Reproduce all of the material word for word.

============

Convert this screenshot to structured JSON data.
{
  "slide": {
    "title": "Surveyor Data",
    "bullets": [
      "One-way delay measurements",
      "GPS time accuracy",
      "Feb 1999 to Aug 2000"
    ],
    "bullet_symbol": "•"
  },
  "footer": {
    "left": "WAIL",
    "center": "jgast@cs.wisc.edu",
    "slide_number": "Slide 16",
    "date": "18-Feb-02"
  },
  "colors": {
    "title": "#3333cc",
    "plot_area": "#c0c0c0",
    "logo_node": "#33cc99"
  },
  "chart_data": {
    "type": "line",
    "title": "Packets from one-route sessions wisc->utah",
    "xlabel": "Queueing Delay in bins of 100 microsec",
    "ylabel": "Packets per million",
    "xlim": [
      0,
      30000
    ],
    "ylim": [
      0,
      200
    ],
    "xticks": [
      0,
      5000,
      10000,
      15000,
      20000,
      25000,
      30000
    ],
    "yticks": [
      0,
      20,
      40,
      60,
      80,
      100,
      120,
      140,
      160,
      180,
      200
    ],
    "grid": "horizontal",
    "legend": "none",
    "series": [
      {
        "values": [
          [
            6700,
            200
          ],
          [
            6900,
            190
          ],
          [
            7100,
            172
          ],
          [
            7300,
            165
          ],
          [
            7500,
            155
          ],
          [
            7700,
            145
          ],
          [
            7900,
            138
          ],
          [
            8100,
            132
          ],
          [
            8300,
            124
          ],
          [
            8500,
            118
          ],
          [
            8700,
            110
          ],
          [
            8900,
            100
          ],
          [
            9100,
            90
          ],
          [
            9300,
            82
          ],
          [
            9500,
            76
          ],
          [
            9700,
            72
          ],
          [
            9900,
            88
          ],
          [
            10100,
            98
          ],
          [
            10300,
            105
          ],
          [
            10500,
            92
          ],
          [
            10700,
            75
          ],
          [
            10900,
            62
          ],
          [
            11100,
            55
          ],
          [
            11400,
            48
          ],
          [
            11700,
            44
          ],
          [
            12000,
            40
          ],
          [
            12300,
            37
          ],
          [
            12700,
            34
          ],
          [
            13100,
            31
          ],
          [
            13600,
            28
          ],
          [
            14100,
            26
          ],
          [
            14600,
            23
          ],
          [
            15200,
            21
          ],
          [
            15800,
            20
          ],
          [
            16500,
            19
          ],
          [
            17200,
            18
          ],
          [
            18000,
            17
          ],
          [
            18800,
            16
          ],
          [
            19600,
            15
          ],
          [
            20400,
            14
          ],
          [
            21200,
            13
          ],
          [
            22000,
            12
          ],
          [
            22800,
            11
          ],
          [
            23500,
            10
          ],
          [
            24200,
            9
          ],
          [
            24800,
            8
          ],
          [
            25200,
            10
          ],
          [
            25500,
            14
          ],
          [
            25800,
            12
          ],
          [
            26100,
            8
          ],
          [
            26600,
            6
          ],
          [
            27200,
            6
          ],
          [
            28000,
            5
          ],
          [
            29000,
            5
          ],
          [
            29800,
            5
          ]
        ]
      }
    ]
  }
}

============

WRITTEN RESPONSE:
Convert this screenshot to structured JSON data.
{
  "slide": {
    "title": "Surveyor Data",
    "bullets": [
      "One-way delay measurements",
      "GPS time accuracy",
      "Feb 1999 to Aug 2000"
    ],
    "bullet_symbol": "•"
  },
  "footer": {
    "left": "WAIL",
    "center": "jgast@cs.wisc.edu",
    "slide_number": "Slide 16",
    "date": "18-Feb-02"
  },
  "colors": {
    "title": "#3333cc",
    "plot_area": "#c0c0c0",
    "logo_node": "#33cc99"
  },
  "chart_data": {
    "type": "line",
    "title": "Packets from one-route sessions wisc->utah",
    "xlabel": "Queueing Delay in bins of 100 microsec",
    "ylabel": "Packets per million",
    "xlim": [
      0,
      30000
    ],
    "ylim": [
      0,
      200
    ],
    "xticks": [
      0,
      5000,
      10000,
      15000,
      20000,
      25000,
      30000
    ],
    "yticks": [
      0,
      20,
      40,
      60,
      80,
      100,
      120,
      140,
      160,
      180,
      200
    ],
    "grid": "horizontal",
    "legend": "none",
    "series": [
      {
        "values": [
          [
            6700,
            200
          ],
          [
            6900,
            190
          ],
          [
            7100,
            172
          ],
          [
            7300,
            165
          ],
          [
            7500,
            155
          ],
          [
            7700,
            145
          ],
          [
            7900,
            138
          ],
          [
            8100,
            132
          ],
          [
            8300,
            124
          ],
          [
            8500,
            118
          ],
          [
            8700,
            110
          ],
          [
            8900,
            100
          ],
          [
            9100,
            90
          ],
          [
            9300,
            82
          ],
          [
            9500,
            76
          ],
          [
            9700,
            72
          ],
          [
            9900,
            88
          ],
          [
            10100,
            98
          ],
          [
            10300,
            105
          ],
          [
            10500,
            92
          ],
          [
            10700,
            75
          ],
          [
            10900,
            62
          ],
          [
            11100,
            55
          ],
          [
            11400,
            48
          ],
          [
            11700,
            44
          ],
          [
            12000,
            40
          ],
          [
            12300,
            37
          ],
          [
            12700,
            34
          ],
          [
            13100,
            31
          ],
          [
            13600,
            28
          ],
          [
            14100,
            26
          ],
          [
            14600,
            23
          ],
          [
            15200,
            21
          ],
          [
            15800,
            20
          ],
          [
            16500,
            19
          ],
          [
            17200,
            18
          ],
          [
            18000,
            17
          ],
          [
            18800,
            16
          ],
          [
            19600,
            15
          ],
          [
            20400,
            14
          ],
          [
            21200,
            13
          ],
          [
            22000,
            12
          ],
          [
            22800,
            11
          ],
          [
            23500,
            10
          ],
          [
            24200,
            9
          ],
          [
            24800,
            8
          ],
          [
            25200,
            10
          ],
          [
            25500,
            14
          ],
          [
            25800,
            12
          ],
          [
            26100,
            8
          ],
          [
            26600,
            6
          ],
          [
            27200,
            6
          ],
          [
            28000,
            5
          ],
          [
            29000,
            5
          ],
          [
            29800,
            5
          ]
        ]
      }
    ]
  }
}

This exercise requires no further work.